*Task statement*: Using the data below, copy every line that contains the word "tidak".

*Recorded information*:
┄┄┄┄┄┄┄┄┄┄┄┄┄┄┄┄┄┄┄┄
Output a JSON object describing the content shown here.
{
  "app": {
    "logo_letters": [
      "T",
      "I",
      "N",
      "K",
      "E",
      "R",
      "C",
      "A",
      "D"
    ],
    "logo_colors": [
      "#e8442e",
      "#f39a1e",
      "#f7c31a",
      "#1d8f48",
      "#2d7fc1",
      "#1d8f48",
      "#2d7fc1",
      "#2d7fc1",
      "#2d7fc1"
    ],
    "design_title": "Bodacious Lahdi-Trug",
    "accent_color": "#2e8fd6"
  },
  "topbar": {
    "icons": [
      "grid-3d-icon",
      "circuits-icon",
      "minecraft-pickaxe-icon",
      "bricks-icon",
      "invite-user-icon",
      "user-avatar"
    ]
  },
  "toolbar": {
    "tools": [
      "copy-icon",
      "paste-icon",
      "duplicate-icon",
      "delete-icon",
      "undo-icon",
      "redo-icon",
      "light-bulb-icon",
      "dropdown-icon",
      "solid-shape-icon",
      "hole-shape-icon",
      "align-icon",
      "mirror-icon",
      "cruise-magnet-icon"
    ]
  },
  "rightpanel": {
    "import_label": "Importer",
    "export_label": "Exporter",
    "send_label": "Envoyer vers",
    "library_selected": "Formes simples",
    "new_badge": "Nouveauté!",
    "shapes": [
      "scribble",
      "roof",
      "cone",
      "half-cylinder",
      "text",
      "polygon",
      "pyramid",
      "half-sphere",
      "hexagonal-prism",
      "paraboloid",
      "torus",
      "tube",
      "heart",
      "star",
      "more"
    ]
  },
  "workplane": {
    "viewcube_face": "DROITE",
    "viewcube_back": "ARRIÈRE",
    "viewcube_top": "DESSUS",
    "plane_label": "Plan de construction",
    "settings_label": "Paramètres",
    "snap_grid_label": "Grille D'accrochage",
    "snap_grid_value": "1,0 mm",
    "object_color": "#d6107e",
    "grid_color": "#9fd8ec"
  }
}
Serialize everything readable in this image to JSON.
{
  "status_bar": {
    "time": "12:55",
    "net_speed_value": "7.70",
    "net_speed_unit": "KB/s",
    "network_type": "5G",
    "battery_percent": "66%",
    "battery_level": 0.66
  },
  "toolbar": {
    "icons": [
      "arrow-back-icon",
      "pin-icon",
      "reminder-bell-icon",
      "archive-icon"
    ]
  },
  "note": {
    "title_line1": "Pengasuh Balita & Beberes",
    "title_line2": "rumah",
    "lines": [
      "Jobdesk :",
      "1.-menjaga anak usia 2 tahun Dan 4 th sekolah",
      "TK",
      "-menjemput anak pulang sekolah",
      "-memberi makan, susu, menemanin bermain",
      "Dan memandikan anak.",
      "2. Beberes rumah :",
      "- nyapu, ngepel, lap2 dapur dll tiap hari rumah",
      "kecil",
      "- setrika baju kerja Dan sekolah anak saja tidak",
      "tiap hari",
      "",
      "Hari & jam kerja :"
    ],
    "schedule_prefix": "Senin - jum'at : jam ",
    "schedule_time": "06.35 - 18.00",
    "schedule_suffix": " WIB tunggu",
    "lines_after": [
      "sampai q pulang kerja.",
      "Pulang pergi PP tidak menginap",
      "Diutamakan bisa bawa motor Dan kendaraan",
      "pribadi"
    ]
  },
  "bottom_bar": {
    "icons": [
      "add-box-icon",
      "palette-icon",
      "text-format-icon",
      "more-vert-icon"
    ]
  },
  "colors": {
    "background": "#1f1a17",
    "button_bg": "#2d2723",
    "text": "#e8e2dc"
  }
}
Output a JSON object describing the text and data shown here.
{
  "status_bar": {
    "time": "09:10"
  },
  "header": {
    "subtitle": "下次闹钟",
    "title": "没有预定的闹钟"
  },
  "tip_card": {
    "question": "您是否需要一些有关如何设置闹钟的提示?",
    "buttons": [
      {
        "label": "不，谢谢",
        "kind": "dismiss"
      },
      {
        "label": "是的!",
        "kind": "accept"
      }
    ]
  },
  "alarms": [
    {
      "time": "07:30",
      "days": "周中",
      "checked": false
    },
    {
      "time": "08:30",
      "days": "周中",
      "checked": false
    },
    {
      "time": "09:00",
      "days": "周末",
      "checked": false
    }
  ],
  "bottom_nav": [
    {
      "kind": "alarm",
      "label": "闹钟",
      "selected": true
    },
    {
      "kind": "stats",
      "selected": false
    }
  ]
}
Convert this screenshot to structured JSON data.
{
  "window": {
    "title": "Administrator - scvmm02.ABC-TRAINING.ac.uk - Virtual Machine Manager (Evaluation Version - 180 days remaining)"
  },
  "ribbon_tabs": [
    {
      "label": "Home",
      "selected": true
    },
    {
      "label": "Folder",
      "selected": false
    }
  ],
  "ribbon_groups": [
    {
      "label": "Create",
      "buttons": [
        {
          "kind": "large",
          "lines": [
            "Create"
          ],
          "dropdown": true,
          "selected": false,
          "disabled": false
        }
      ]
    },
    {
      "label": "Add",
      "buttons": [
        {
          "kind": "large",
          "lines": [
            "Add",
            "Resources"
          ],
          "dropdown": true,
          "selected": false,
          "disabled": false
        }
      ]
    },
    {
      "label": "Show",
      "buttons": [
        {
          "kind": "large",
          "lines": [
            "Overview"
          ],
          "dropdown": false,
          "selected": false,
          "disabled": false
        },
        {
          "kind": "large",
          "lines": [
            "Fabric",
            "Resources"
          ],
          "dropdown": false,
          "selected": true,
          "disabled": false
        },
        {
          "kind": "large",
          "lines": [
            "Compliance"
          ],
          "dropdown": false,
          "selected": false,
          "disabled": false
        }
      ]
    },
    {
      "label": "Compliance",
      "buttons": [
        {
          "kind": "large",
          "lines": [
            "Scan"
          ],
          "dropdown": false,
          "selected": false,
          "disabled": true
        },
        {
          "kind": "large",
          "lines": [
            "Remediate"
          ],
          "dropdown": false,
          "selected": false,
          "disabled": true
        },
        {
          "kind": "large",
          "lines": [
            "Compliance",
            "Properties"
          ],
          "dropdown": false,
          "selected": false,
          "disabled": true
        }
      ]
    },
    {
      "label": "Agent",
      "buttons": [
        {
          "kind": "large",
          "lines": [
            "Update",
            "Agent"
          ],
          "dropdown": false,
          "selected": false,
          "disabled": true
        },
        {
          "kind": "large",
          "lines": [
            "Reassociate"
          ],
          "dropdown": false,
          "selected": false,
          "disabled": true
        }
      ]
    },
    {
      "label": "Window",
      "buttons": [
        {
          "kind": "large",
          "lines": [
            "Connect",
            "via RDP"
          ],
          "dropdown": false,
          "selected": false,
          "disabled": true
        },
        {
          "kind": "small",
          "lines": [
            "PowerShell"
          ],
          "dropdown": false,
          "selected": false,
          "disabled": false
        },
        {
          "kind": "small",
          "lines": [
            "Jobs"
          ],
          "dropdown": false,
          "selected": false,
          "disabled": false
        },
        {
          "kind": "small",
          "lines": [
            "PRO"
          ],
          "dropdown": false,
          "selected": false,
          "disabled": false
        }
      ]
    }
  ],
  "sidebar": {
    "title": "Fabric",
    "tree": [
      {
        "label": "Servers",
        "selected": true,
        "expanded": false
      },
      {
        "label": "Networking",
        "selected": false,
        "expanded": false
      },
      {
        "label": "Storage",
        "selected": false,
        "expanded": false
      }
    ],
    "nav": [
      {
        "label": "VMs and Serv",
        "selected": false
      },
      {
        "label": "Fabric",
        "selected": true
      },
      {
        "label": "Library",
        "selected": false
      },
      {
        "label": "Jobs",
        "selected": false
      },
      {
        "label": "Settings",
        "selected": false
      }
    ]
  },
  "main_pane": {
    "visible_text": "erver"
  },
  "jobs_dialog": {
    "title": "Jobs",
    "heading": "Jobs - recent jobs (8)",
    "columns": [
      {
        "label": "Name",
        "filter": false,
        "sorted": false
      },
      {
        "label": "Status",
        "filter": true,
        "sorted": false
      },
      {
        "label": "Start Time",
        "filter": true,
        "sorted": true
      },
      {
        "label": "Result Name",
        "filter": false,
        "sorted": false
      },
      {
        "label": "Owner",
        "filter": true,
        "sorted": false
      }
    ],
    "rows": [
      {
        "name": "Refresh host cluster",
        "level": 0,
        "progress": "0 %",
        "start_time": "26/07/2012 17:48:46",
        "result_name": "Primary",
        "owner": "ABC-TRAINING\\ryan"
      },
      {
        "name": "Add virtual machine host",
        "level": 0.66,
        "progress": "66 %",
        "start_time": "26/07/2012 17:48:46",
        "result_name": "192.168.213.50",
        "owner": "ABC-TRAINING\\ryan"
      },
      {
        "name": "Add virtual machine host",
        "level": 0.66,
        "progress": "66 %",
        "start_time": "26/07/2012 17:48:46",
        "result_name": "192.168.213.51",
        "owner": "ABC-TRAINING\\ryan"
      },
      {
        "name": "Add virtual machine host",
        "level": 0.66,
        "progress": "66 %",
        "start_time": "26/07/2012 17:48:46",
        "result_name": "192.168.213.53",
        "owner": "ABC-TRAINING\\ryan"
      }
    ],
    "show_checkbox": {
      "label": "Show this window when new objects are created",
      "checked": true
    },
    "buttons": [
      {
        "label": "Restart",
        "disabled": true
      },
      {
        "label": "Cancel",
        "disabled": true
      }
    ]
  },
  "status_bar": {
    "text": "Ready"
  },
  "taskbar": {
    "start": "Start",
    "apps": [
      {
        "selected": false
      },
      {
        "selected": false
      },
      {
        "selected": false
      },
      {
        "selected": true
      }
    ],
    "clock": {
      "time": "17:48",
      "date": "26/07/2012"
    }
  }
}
┄┄┄┄┄┄┄┄┄┄┄┄┄┄┄┄┄┄┄┄
*The response*:
      "- setrika baju kerja Dan sekolah anak saja tidak",
      "Pulang pergi PP tidak menginap",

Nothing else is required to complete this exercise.